+++ Supplied records +++

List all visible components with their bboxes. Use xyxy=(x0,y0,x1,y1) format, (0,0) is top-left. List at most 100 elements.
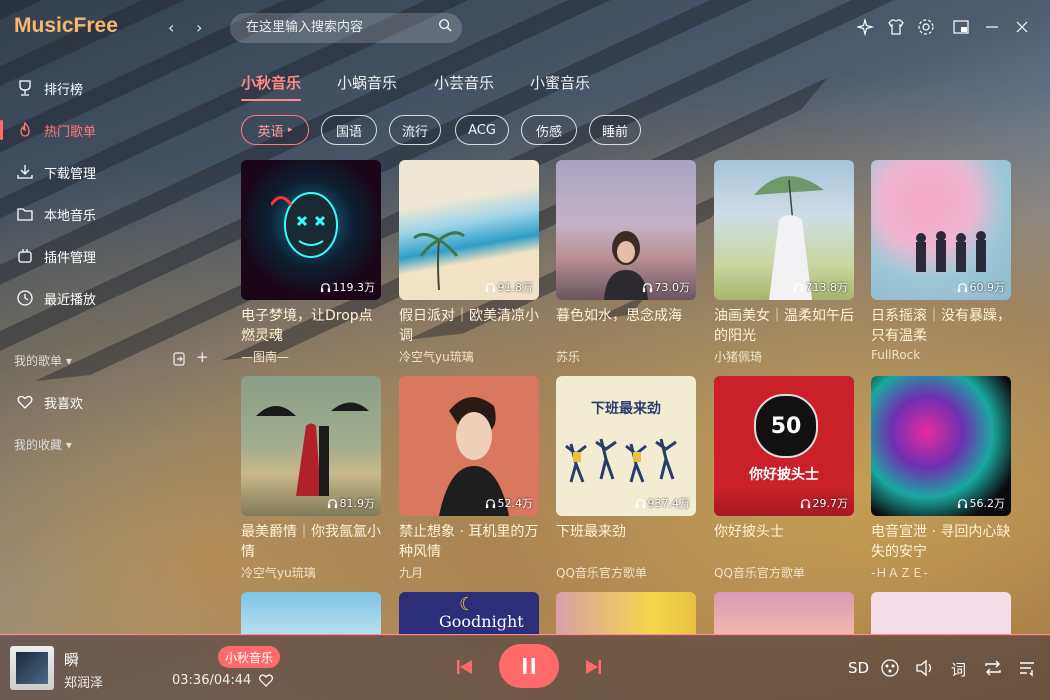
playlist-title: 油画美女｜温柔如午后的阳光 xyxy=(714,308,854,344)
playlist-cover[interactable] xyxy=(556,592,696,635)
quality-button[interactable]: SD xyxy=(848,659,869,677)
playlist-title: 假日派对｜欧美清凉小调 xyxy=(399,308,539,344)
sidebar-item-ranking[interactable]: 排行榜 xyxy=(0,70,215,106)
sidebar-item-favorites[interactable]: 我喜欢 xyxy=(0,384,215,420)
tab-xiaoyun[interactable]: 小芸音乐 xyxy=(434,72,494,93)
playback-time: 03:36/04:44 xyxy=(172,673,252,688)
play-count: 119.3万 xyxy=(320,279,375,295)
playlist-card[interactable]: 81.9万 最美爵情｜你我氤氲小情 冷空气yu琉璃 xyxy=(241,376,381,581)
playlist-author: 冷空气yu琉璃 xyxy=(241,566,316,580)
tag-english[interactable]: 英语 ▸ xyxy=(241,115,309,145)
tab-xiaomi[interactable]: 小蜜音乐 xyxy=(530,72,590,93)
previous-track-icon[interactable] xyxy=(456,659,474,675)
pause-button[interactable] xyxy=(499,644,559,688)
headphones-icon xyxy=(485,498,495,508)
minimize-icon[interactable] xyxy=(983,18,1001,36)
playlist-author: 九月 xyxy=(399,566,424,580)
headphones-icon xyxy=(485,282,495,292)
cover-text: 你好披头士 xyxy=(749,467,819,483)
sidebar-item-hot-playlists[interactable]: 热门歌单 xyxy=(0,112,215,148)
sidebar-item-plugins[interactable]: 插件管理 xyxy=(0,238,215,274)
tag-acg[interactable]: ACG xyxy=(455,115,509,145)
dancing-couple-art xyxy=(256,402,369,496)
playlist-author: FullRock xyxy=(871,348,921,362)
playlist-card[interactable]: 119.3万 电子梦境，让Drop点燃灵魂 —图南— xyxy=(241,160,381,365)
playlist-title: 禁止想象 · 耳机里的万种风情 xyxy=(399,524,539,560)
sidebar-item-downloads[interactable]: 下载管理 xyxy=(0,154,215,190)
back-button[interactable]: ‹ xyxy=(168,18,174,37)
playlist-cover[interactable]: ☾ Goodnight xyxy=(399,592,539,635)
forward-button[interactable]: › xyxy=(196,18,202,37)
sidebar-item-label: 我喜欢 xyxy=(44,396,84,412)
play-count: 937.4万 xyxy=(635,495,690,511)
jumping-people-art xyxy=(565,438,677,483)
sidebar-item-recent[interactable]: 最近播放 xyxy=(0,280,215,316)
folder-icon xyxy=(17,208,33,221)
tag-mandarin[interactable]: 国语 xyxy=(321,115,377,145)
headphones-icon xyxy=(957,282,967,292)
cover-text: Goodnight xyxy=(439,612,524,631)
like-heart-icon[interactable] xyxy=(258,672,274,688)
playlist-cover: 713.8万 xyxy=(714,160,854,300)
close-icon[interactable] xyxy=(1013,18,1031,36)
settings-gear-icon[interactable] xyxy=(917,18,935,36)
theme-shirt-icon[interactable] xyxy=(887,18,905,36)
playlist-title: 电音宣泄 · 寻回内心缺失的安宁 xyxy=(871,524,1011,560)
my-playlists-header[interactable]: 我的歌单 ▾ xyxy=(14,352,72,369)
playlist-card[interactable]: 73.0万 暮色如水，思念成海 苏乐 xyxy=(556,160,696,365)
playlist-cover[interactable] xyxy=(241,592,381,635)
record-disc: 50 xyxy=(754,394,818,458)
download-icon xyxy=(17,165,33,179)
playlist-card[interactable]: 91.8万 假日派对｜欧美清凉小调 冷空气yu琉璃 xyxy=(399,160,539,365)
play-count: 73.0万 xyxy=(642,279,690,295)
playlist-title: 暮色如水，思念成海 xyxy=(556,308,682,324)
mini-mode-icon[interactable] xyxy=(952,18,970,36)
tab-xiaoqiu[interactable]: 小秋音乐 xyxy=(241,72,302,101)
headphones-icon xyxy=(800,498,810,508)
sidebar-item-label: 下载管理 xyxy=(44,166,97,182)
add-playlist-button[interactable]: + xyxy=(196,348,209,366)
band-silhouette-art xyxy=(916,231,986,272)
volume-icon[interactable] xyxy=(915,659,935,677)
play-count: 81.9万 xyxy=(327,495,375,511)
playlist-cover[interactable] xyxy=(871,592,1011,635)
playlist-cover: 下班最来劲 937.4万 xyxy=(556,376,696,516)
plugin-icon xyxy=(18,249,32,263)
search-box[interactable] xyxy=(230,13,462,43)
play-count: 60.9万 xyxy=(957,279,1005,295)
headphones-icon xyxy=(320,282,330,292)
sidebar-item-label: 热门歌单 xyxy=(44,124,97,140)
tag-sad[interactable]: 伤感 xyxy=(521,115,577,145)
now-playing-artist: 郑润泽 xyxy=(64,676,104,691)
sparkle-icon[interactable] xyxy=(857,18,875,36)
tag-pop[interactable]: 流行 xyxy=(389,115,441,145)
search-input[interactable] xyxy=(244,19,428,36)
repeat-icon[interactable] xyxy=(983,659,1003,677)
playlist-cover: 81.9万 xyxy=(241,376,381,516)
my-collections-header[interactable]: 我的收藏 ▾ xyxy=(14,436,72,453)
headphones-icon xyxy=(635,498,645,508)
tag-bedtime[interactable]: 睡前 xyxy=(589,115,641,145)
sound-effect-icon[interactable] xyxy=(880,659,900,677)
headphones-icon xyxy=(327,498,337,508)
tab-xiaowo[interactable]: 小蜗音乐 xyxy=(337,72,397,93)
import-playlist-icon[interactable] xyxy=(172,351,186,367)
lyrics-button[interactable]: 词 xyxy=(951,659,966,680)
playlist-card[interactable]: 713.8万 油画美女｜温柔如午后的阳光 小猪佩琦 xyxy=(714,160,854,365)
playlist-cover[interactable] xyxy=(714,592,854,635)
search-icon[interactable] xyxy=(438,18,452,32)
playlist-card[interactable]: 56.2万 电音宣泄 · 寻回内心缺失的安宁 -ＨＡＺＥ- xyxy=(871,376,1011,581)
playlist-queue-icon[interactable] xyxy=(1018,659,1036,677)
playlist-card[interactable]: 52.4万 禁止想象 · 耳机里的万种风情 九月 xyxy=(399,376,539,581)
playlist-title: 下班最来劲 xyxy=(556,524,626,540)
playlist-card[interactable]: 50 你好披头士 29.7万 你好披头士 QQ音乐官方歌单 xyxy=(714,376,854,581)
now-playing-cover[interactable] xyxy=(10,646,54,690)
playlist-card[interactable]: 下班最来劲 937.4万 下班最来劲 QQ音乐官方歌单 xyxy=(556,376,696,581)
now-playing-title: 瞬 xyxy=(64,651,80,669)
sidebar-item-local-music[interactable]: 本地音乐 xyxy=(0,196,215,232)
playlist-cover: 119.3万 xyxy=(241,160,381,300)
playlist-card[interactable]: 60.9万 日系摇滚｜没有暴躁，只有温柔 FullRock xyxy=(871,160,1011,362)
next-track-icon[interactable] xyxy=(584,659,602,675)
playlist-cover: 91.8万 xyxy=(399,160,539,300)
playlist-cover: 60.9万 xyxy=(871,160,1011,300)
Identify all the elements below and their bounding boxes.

+++
+++ Supplied records +++

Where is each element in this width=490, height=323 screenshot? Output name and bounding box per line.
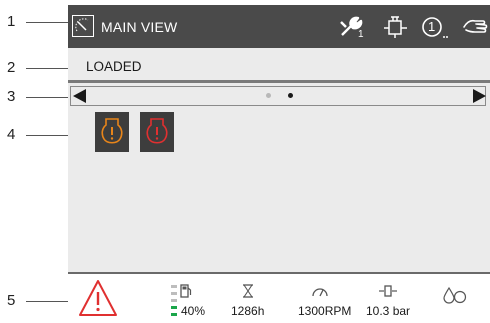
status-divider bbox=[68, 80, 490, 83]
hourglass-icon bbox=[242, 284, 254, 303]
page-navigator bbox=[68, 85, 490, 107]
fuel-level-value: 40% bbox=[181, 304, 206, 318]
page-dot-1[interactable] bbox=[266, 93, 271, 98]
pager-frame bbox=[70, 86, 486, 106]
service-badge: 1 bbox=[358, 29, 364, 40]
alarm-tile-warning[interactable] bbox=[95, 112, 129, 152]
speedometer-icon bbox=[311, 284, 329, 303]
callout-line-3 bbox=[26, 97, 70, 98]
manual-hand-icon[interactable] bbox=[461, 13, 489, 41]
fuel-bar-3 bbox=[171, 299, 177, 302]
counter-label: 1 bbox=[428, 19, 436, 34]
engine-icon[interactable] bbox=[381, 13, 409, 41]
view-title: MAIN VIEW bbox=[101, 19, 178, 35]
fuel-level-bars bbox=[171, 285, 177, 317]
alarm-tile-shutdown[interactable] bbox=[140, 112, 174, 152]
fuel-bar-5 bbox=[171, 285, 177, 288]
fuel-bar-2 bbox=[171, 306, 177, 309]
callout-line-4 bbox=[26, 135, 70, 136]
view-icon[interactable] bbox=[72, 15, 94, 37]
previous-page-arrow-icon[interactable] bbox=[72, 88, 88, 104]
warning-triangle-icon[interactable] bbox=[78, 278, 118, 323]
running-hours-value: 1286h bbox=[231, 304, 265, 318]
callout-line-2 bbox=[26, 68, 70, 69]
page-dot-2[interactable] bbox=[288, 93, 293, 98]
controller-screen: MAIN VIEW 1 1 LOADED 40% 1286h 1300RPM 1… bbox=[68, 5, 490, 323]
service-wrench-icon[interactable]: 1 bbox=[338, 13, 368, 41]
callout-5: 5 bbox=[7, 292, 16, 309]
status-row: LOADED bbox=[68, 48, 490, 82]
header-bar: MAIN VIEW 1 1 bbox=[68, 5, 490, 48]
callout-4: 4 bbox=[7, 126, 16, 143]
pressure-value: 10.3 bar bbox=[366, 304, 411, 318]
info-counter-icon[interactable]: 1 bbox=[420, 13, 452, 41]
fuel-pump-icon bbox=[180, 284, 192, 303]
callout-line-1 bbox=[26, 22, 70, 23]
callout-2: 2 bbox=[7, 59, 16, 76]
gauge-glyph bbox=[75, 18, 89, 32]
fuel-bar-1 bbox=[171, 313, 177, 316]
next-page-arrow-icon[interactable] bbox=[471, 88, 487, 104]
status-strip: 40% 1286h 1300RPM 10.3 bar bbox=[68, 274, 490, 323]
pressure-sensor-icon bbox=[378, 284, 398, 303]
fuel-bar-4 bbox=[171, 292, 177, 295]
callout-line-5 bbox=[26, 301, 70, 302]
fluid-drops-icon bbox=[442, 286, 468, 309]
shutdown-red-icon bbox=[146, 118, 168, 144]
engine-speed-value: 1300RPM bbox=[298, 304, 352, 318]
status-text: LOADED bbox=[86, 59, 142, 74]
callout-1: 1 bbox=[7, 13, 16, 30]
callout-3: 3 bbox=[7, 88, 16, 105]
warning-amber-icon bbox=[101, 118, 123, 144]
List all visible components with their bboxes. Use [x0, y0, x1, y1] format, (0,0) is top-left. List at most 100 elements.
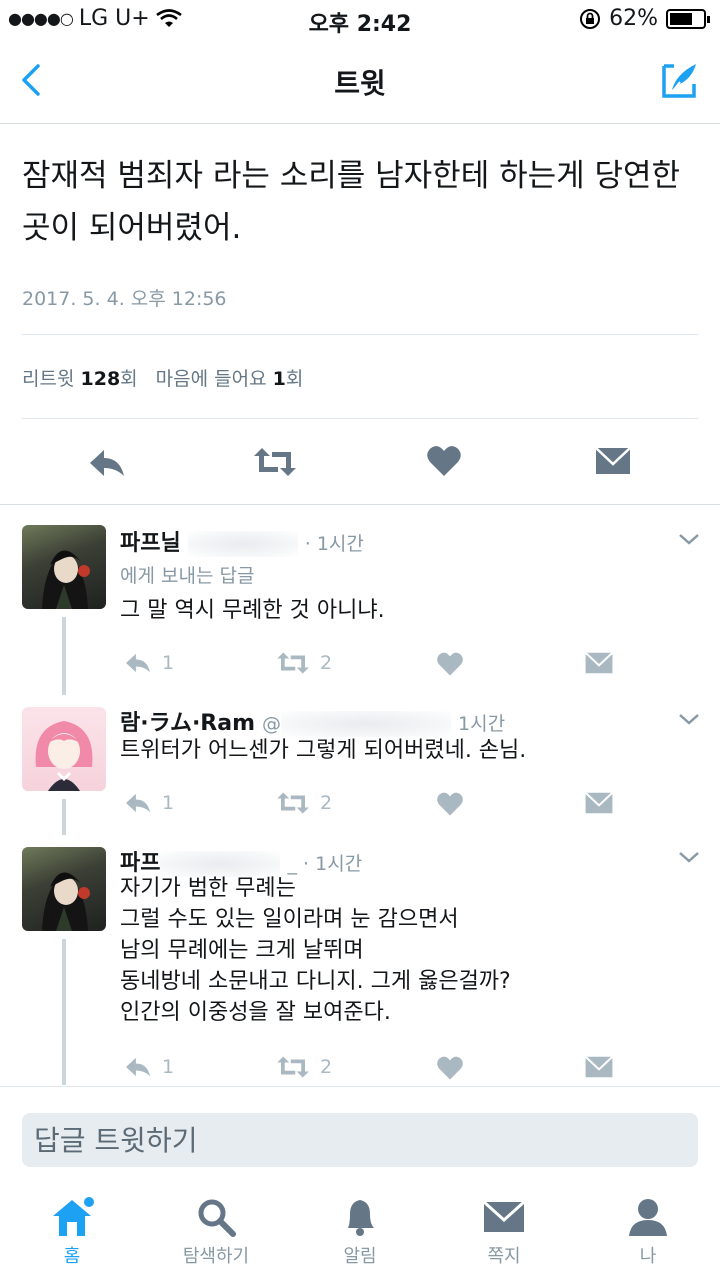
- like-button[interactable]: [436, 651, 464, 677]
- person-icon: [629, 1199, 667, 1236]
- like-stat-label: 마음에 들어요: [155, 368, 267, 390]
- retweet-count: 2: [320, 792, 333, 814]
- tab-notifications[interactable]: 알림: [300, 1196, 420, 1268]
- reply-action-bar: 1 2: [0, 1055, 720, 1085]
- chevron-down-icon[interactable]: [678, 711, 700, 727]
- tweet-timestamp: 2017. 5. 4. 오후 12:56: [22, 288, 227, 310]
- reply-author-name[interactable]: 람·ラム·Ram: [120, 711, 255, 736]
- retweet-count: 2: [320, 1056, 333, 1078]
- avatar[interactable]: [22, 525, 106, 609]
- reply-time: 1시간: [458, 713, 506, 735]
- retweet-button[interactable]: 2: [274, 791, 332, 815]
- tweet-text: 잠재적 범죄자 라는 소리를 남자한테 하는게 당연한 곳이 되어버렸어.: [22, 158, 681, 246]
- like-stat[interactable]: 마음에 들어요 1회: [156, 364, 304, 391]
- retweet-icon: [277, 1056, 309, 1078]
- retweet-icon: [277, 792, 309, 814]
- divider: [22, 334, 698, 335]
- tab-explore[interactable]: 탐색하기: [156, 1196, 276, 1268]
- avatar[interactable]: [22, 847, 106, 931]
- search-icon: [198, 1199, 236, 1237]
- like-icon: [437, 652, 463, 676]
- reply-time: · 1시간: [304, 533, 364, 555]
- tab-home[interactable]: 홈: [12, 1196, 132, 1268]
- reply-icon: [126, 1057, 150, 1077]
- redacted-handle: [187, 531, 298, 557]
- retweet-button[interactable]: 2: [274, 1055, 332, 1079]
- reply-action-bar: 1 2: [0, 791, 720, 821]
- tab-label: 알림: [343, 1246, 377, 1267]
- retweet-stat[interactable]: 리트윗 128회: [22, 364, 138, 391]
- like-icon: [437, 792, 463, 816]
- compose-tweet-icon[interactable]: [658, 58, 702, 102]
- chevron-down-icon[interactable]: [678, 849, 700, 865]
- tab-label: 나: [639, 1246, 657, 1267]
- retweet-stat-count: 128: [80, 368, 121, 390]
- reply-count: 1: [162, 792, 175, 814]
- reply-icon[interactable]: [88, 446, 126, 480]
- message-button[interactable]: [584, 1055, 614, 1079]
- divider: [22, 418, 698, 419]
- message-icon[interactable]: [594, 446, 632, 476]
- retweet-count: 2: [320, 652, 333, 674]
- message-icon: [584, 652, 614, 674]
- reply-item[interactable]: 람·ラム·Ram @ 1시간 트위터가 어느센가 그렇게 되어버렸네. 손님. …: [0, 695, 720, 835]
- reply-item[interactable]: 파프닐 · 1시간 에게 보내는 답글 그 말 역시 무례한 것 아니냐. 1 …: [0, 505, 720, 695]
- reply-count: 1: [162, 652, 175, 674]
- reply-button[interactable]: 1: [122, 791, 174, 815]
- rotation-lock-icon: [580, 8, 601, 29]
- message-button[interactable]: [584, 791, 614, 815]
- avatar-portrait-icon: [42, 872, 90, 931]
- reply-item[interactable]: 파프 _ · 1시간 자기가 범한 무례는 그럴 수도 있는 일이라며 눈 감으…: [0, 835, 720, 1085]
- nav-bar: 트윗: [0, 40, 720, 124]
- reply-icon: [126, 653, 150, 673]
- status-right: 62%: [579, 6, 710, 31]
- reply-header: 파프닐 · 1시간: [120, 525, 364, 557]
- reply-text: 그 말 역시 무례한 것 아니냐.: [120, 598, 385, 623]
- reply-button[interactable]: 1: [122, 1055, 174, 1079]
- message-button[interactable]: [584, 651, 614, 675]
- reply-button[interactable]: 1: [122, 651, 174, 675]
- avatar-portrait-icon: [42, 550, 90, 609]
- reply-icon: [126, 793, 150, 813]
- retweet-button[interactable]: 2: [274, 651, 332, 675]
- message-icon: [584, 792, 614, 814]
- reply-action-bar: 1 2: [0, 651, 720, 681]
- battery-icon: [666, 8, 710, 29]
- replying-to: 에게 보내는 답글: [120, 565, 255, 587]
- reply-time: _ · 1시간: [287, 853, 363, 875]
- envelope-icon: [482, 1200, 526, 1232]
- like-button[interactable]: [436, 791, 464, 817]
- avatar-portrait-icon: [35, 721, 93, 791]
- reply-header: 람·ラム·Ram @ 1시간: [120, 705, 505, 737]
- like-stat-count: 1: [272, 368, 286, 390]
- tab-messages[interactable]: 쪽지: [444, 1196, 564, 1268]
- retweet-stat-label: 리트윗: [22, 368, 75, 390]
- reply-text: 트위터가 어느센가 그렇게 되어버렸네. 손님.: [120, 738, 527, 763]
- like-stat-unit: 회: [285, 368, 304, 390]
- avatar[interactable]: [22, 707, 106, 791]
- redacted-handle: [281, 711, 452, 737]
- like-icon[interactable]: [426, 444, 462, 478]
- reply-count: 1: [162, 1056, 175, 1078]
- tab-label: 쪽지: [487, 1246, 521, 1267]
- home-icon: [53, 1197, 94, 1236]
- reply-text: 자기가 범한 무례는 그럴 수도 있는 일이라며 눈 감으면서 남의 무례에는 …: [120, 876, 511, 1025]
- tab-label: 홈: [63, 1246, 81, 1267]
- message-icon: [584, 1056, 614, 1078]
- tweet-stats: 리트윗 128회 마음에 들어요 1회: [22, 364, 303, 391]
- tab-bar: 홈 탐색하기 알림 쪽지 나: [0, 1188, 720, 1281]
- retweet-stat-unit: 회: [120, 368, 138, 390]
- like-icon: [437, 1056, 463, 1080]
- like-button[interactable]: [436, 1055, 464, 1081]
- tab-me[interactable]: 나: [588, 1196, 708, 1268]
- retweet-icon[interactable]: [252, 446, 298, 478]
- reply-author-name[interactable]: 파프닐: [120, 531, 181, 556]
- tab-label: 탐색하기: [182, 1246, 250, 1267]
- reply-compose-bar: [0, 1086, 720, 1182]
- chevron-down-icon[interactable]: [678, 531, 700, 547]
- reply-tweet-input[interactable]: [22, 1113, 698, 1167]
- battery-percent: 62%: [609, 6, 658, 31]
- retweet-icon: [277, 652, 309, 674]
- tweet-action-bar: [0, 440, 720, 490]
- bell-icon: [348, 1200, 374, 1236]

+++
+++ Supplied records +++

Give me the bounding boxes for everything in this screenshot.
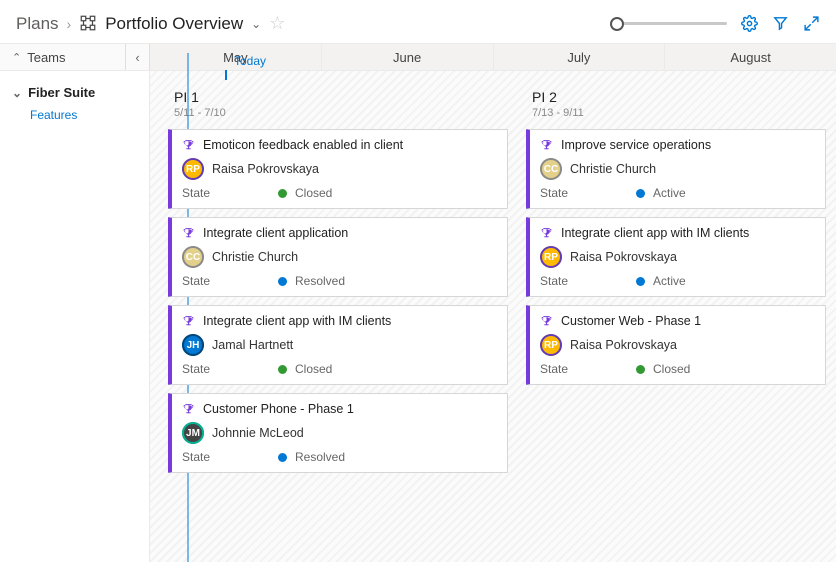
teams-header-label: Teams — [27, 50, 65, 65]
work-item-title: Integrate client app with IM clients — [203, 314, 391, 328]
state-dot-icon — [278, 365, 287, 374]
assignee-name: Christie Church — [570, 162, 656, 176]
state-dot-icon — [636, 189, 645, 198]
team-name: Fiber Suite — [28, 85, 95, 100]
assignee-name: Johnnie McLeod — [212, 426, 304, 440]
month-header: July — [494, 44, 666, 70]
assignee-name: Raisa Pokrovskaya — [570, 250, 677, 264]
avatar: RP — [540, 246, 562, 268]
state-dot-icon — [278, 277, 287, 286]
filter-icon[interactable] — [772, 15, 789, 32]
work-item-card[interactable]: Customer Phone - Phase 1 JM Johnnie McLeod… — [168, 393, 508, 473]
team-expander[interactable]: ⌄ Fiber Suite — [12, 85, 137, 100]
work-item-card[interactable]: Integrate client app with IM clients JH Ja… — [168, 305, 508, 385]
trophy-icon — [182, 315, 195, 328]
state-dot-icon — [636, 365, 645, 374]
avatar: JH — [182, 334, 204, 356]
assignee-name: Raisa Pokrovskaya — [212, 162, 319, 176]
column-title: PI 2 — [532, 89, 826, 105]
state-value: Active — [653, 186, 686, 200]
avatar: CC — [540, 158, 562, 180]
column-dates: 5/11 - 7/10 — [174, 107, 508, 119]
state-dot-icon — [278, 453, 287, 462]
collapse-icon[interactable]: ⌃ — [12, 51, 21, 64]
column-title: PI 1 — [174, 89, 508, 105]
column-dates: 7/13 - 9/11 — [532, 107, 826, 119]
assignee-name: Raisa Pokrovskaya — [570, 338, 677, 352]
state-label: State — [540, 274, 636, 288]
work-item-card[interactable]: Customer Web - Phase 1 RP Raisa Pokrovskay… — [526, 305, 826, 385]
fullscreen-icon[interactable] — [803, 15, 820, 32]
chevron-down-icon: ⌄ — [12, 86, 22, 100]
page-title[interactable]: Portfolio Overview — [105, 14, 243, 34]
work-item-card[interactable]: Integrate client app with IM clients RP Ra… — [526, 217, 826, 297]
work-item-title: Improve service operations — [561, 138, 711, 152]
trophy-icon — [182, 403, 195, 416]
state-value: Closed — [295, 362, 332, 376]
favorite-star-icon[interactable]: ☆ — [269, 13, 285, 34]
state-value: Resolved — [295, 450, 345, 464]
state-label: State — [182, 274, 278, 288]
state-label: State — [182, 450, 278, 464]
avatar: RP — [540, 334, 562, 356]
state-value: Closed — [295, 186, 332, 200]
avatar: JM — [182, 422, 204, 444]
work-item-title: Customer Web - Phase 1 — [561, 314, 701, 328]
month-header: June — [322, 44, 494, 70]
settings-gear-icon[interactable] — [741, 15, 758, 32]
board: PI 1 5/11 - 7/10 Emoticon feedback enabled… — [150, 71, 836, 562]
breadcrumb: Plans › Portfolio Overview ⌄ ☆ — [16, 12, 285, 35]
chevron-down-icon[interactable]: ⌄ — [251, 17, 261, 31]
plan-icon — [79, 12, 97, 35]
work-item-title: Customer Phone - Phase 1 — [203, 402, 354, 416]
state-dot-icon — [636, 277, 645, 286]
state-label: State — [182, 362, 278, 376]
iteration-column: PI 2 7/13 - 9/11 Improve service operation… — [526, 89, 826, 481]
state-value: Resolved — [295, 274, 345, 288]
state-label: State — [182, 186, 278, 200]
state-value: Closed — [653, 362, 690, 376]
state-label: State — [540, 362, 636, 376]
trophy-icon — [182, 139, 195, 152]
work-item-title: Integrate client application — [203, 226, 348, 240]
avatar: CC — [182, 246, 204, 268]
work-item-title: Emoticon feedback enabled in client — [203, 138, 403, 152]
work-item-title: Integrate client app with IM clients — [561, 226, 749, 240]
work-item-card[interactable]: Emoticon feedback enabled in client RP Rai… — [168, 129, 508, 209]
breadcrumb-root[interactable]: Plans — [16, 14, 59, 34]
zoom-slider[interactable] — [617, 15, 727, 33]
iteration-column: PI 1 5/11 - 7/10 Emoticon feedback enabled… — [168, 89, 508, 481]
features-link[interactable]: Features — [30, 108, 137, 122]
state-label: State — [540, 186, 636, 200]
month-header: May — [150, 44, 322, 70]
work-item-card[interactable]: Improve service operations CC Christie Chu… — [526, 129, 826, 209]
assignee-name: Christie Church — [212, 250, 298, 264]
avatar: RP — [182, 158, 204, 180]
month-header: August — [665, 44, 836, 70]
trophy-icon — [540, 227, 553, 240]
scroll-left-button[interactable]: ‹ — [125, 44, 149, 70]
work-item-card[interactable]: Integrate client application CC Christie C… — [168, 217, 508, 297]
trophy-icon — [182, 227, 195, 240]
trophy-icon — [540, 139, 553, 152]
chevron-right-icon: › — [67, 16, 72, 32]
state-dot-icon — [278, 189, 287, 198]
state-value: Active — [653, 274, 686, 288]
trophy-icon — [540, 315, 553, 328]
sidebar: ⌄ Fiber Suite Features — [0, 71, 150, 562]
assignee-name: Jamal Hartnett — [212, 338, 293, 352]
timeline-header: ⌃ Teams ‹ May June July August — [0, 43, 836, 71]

+++

- What you need to do:
Convert the material, starting at the line that contains "playlist-title: 油画美女｜温柔如午后的阳光 xyxy=(714,308,854,344)" and ending at the line that contains "playlist-author: FullRock xyxy=(871,348,921,362)", into a Markdown table with the columns Row and Entry. Number each line in Row, put its text in Entry, and omit any blank lines.

- Full answer:
| Row | Entry |
|---|---|
| 1 | playlist-title: 油画美女｜温柔如午后的阳光 xyxy=(714,308,854,344) |
| 2 | playlist-cover[interactable] xyxy=(556,592,696,635) |
| 3 | quality-button[interactable]: SD xyxy=(848,659,869,677) |
| 4 | playlist-title: 假日派对｜欧美清凉小调 xyxy=(399,308,539,344) |
| 5 | sidebar-item-ranking[interactable]: 排行榜 xyxy=(0,70,215,106) |
| 6 | sidebar-item-favorites[interactable]: 我喜欢 xyxy=(0,384,215,420) |
| 7 | tab-xiaoyun[interactable]: 小芸音乐 xyxy=(434,72,494,93) |
| 8 | playback-time: 03:36/04:44 xyxy=(172,673,252,688) |
| 9 | play-count: 119.3万 xyxy=(320,279,375,295) |
| 10 | playlist-card[interactable]: 81.9万 最美爵情｜你我氤氲小情 冷空气yu琉璃 xyxy=(241,376,381,581) |
| 11 | playlist-author: 冷空气yu琉璃 xyxy=(241,566,316,580) |
| 12 | tag-english[interactable]: 英语 ▸ xyxy=(241,115,309,145) |
| 13 | tab-xiaomi[interactable]: 小蜜音乐 xyxy=(530,72,590,93) |
| 14 | previous-track-icon[interactable] xyxy=(456,659,474,675) |
| 15 | pause-button[interactable] xyxy=(499,644,559,688) |
| 16 | headphones-icon xyxy=(485,498,495,508) |
| 17 | minimize-icon[interactable] xyxy=(983,18,1001,36) |
| 18 | playlist-author: 九月 xyxy=(399,566,424,580) |
| 19 | headphones-icon xyxy=(485,282,495,292) |
| 20 | cover-text: 你好披头士 xyxy=(749,467,819,483) |
| 21 | sidebar-item-hot-playlists[interactable]: 热门歌单 xyxy=(0,112,215,148) |
| 22 | sidebar-item-plugins[interactable]: 插件管理 xyxy=(0,238,215,274) |
| 23 | tag-acg[interactable]: ACG xyxy=(455,115,509,145) |
| 24 | dancing-couple-art xyxy=(256,402,369,496) |
| 25 | playlist-author: FullRock xyxy=(871,348,921,362) |